__Task set__
A – Repeat the part of the notebook code that opens with the words containing "train = train[~train['user_review'].isna()]" and closes with "corpus_vec = np.zeros((len(user_review),300))".
B – In the notebook code, which spaCy model is loaded into nlp?

__Source text__

____________________

In [1]:
import spacy
nlp = spacy.load("en_core_web_lg")
import pandas as pd
import numpy as np
from tqdm import tqdm

In [2]:
from sklearn.model_selection import train_test_split,KFold
from sklearn.metrics import confusion_matrix
from sklearn.linear_model import LogisticRegression
from sklearn.metrics import f1_score

In [3]:
train = pd.read_csv("latest_cleaned_data/train_lemmatized_withstop.csv")
train = train[~train['user_review'].isna()]
train = train[train['user_review'] != ' ']
print("ORIGINAL SHAPE", train.shape)

ORIGINAL SHAPE (17471, 5)


In [4]:
user_review = train.user_review.values
count = 0
corpus_vec = np.zeros((len(user_review),300))
docs = nlp.pipe(user_review, disable=['ner','tagger','parser'])

____________________

__Dataset rows__
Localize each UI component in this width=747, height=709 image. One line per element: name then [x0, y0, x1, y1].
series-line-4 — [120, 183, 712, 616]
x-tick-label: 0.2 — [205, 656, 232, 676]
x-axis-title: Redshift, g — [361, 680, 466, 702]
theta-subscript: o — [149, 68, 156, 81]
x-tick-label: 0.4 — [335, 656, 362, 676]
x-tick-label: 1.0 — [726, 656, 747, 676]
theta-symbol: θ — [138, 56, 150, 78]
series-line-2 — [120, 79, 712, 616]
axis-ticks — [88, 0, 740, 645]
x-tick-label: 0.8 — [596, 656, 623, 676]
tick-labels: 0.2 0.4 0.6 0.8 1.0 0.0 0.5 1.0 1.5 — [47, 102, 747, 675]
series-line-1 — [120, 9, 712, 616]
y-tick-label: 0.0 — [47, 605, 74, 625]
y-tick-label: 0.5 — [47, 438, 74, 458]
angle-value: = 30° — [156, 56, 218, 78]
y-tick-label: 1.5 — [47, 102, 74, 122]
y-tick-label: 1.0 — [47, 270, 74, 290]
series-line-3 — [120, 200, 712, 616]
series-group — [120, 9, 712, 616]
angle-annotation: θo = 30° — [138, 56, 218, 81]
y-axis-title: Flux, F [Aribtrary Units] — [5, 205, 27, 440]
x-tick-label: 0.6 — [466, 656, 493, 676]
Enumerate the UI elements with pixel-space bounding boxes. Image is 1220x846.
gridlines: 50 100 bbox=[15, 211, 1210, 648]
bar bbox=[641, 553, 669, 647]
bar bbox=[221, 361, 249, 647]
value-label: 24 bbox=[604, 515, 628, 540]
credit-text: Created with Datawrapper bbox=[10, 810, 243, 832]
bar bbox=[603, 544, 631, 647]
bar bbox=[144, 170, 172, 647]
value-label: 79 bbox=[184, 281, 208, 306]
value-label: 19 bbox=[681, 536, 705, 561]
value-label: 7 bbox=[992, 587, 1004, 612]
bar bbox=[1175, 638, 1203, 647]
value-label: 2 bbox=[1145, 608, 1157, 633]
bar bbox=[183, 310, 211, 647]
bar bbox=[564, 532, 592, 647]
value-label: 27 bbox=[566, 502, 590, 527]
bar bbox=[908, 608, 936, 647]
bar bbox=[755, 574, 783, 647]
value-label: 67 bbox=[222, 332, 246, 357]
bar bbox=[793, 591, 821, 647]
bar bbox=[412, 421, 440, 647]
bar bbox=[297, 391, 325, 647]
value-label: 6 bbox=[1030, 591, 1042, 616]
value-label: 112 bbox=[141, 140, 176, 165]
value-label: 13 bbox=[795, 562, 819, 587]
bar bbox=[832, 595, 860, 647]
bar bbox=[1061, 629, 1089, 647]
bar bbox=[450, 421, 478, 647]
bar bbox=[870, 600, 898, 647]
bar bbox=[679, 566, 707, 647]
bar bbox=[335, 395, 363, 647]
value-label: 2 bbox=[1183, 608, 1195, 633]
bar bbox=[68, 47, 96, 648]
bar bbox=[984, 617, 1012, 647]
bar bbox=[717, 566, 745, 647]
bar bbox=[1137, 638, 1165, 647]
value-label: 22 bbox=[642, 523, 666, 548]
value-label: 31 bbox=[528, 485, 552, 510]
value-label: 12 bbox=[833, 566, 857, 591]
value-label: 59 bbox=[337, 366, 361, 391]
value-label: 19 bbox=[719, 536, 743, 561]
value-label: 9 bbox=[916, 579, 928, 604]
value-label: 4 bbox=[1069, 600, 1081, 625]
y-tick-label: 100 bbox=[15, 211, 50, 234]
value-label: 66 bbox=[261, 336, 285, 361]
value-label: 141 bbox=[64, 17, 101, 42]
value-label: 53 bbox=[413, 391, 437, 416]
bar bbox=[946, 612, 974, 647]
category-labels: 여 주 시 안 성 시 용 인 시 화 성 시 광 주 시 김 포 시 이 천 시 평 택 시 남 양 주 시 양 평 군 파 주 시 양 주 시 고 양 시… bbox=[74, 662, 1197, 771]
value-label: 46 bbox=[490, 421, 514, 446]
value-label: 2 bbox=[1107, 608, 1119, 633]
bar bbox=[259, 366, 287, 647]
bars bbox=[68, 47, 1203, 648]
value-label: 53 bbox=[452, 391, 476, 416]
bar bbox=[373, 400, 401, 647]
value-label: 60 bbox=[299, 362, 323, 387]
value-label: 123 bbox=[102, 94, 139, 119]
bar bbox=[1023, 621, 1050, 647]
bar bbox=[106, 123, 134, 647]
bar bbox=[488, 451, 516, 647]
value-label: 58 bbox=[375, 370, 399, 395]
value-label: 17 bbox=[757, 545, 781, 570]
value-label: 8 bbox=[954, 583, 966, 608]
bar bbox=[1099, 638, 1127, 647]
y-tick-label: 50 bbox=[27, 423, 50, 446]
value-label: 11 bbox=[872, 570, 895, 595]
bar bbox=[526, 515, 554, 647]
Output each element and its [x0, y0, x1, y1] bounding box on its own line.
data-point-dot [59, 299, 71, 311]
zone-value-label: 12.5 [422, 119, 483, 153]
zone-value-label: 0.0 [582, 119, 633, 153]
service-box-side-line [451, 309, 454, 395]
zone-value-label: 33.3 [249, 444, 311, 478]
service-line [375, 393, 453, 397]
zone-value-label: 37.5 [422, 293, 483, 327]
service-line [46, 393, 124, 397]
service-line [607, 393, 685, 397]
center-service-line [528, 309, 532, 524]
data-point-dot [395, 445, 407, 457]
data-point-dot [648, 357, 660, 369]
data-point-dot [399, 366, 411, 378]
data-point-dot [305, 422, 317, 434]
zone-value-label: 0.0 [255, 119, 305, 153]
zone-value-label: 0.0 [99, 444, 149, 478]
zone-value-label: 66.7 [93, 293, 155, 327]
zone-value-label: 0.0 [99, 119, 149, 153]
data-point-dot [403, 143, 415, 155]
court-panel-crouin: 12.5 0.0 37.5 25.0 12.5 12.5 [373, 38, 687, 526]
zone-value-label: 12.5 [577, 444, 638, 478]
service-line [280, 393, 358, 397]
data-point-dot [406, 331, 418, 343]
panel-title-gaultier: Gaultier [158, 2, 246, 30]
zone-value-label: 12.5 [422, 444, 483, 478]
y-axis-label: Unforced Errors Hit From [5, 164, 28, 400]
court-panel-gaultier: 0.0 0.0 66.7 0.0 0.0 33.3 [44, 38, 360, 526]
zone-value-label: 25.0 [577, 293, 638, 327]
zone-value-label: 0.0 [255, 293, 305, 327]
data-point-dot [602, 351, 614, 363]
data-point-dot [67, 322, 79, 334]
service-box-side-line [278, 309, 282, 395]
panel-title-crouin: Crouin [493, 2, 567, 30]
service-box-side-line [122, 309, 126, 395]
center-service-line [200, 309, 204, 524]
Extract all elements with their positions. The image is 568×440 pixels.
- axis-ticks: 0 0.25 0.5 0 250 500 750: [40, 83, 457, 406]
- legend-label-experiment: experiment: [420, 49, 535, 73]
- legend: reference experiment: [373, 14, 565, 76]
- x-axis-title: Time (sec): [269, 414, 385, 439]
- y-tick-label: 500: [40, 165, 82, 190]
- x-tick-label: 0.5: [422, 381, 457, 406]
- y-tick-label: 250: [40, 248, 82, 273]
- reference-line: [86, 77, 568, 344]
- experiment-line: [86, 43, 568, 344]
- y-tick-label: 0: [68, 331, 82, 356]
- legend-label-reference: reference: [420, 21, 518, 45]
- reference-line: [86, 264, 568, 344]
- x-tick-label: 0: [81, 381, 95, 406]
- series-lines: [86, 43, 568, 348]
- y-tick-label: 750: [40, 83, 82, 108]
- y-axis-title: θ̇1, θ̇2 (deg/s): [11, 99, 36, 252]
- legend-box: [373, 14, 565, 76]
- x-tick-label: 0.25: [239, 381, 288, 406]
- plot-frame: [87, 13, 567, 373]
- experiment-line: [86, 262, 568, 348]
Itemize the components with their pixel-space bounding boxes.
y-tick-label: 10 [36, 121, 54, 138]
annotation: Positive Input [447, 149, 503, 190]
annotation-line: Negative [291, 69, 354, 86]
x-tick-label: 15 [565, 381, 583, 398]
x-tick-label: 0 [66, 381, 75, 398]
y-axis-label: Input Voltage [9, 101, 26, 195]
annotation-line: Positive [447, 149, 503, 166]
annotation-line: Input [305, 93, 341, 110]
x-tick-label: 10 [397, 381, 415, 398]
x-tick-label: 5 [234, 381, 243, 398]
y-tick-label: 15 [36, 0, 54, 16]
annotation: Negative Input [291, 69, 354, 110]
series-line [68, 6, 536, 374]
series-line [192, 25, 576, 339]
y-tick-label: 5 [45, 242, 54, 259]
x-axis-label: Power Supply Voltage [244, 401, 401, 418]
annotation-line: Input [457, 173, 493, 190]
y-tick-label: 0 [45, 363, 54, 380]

____________________

__Solution list__
A –
train = train[~train['user_review'].isna()]
train = train[train['user_review'] != ' ']
print("ORIGINAL SHAPE", train.shape)

ORIGINAL SHAPE (17471, 5)


In [4]:
user_review = train.user_review.values
count = 0
corpus_vec = np.zeros((len(user_review),300))

B – en_core_web_lg